◆ **What this task involves**
Pull every line containing the word "bottom" from the records.

◆ **Information supplied**
|---|

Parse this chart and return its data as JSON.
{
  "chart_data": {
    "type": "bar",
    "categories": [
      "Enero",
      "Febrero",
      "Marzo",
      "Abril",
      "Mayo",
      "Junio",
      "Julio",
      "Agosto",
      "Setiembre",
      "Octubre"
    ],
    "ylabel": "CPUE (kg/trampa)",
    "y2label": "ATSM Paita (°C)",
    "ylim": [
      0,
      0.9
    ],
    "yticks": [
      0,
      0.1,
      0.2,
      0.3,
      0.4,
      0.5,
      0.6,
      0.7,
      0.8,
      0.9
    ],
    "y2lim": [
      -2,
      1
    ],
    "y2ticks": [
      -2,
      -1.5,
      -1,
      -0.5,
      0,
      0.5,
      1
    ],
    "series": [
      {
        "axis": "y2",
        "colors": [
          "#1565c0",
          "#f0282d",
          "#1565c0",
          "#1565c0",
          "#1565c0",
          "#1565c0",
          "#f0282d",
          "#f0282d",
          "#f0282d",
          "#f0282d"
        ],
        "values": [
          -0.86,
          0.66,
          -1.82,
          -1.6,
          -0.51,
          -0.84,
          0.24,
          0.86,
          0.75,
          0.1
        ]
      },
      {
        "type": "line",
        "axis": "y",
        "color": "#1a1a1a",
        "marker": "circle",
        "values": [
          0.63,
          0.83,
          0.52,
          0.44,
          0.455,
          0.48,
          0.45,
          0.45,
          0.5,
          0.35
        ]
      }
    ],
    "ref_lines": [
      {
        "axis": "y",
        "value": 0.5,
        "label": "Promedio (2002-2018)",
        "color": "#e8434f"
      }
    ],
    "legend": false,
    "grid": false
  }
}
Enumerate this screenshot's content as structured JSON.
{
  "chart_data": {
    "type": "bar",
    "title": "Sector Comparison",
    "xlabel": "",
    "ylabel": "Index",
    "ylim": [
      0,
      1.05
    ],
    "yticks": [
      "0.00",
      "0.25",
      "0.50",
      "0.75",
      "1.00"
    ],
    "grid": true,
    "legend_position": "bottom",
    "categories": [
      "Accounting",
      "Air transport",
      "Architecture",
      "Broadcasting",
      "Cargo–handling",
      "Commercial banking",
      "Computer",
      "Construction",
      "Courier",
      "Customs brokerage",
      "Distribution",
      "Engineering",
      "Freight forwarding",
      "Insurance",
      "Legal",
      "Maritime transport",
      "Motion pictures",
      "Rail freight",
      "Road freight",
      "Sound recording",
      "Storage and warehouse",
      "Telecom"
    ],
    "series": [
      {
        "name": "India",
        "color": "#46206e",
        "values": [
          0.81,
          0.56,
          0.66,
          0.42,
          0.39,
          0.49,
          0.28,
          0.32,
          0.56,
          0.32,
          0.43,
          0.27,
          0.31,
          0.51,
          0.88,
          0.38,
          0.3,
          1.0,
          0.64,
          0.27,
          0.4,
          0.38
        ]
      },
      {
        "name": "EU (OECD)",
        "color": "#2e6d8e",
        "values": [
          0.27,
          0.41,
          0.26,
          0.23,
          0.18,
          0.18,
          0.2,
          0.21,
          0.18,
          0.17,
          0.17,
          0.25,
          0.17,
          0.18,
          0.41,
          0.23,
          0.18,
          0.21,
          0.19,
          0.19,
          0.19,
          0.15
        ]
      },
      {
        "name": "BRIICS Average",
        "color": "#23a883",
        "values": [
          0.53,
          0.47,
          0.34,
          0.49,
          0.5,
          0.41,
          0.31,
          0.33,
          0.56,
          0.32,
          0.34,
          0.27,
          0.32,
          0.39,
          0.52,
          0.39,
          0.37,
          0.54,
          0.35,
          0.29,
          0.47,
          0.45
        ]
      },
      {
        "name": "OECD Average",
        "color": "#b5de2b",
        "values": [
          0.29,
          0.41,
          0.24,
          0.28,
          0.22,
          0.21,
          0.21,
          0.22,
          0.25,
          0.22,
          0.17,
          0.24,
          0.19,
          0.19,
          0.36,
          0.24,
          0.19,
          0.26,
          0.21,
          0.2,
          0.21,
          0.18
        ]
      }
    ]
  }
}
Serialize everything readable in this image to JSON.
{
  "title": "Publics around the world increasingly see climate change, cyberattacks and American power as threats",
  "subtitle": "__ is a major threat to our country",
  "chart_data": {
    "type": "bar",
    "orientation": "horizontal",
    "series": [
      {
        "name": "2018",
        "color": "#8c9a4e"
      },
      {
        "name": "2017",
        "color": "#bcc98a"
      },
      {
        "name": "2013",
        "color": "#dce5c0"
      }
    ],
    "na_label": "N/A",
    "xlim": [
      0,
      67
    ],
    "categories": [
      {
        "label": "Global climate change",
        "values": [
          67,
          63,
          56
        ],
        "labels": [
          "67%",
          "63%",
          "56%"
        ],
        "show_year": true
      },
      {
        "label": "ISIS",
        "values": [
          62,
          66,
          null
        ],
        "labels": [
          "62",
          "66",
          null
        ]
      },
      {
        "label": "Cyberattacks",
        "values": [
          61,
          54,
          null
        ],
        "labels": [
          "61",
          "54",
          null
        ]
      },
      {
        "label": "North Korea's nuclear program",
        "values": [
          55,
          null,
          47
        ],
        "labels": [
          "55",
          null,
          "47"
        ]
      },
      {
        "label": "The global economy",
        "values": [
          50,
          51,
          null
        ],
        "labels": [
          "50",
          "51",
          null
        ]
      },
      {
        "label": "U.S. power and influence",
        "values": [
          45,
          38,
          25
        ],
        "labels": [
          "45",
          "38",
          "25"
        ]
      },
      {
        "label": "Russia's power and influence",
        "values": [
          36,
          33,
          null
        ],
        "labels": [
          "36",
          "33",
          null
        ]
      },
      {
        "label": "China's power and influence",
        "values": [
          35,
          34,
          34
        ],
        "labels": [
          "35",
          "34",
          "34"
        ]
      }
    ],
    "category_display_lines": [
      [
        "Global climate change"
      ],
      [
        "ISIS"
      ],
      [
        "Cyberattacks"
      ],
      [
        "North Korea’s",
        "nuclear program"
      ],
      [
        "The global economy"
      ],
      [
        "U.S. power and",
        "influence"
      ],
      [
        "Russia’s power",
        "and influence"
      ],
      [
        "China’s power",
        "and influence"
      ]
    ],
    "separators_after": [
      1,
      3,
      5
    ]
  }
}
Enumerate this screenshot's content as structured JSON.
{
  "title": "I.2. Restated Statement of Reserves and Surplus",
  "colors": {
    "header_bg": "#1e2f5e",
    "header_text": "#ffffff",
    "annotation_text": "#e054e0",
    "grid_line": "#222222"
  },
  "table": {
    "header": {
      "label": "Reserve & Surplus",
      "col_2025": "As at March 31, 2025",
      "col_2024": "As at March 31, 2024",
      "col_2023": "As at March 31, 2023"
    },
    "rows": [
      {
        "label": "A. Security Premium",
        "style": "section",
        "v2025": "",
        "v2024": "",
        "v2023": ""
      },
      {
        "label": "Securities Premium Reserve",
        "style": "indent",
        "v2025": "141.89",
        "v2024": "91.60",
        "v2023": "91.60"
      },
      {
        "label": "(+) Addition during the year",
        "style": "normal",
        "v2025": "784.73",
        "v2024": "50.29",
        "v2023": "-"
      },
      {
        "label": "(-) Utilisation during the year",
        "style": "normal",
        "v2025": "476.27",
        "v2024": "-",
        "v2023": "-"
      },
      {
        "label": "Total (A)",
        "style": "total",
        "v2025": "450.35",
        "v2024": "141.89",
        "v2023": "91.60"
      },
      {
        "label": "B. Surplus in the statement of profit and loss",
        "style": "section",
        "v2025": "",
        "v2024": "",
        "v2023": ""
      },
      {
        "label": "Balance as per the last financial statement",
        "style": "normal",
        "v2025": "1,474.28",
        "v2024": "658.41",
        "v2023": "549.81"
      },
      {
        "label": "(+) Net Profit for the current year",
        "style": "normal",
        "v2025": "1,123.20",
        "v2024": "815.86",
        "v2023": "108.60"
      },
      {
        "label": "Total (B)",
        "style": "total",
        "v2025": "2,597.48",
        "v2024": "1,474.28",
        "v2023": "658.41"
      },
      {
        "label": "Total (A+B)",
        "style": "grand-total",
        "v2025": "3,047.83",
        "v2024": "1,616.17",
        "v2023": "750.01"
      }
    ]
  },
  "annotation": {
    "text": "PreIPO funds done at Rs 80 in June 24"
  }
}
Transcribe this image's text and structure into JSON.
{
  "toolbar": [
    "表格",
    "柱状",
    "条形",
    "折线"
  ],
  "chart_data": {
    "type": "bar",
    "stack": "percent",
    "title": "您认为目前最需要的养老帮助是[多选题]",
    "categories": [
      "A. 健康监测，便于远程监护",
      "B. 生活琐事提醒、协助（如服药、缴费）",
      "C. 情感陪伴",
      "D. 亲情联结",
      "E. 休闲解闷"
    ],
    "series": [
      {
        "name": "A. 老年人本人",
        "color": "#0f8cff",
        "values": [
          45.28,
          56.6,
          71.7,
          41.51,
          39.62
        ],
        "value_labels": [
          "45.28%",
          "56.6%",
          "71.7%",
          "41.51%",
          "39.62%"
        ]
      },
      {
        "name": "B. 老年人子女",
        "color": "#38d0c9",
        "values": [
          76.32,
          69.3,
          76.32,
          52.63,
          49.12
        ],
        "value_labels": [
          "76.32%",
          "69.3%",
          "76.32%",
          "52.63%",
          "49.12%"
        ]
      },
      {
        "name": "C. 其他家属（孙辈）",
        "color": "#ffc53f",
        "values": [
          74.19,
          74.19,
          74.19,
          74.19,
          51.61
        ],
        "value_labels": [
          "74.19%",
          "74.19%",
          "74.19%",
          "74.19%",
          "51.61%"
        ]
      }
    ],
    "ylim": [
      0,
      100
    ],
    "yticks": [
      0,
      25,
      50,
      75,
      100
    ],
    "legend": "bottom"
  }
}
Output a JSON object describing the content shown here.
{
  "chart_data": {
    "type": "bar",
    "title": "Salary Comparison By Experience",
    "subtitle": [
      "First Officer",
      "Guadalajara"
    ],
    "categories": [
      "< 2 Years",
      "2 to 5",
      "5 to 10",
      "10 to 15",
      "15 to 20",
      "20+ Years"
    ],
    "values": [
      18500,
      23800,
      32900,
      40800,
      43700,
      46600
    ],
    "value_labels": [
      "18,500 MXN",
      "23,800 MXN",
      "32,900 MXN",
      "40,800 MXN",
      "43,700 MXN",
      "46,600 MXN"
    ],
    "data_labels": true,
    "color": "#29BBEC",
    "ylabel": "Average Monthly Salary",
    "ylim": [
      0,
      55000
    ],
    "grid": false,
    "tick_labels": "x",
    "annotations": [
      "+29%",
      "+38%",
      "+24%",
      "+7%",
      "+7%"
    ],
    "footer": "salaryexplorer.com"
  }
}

|---|

◆ **Result for this task**
    "legend_position": "bottom",
    "legend": "bottom"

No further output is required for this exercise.